- Objective -
Show every line of the records below that contains the word "INTERNISTAS".
------------------------------------------------------------------------
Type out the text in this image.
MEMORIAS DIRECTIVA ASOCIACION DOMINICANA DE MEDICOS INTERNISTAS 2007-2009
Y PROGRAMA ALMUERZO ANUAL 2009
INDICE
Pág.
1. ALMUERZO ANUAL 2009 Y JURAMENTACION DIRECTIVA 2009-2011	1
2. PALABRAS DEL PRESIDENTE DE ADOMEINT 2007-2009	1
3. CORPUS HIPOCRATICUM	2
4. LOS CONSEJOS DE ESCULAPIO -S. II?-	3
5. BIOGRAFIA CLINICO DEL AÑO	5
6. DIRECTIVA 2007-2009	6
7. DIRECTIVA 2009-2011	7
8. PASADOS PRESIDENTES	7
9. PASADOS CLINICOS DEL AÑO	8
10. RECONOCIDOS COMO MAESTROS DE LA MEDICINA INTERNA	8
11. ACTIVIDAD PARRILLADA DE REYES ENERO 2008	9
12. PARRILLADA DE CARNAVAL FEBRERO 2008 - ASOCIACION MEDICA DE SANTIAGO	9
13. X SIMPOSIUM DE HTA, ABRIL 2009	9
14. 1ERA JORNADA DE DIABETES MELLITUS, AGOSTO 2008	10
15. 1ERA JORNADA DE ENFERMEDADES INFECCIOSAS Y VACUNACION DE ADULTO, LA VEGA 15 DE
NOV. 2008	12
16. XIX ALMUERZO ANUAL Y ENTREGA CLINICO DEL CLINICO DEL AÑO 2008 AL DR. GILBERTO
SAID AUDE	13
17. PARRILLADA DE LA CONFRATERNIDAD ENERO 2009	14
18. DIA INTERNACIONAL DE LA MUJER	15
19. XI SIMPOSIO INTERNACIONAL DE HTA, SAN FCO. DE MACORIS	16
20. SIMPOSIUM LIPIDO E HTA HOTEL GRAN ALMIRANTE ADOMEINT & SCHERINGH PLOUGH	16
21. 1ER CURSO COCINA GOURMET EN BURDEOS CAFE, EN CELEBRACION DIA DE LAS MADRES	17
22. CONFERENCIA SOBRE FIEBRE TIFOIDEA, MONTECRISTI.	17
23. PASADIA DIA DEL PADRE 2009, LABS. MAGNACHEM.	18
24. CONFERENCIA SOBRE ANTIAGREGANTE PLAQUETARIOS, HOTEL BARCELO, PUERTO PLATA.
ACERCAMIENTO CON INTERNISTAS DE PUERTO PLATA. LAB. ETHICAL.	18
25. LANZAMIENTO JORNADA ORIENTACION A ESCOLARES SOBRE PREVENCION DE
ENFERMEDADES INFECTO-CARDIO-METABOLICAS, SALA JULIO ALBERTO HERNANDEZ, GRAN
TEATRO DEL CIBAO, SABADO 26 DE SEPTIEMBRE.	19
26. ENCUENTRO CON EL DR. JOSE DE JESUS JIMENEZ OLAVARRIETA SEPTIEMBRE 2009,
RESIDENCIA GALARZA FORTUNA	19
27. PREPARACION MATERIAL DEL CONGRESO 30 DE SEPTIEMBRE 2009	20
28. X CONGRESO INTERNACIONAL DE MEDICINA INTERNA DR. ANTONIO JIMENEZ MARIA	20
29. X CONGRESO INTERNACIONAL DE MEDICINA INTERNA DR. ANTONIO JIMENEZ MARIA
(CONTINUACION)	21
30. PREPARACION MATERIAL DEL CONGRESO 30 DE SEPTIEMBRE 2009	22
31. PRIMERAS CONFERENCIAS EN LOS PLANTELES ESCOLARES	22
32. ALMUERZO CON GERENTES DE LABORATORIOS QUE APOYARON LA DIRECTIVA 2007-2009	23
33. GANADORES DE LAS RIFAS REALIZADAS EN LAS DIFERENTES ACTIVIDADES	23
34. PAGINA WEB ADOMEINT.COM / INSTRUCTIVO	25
------------------------------------------------------------------------
- Response to the exercise -
MEMORIAS DIRECTIVA ASOCIACION DOMINICANA DE MEDICOS INTERNISTAS 2007-2009
ACERCAMIENTO CON INTERNISTAS DE PUERTO PLATA. LAB. ETHICAL.	18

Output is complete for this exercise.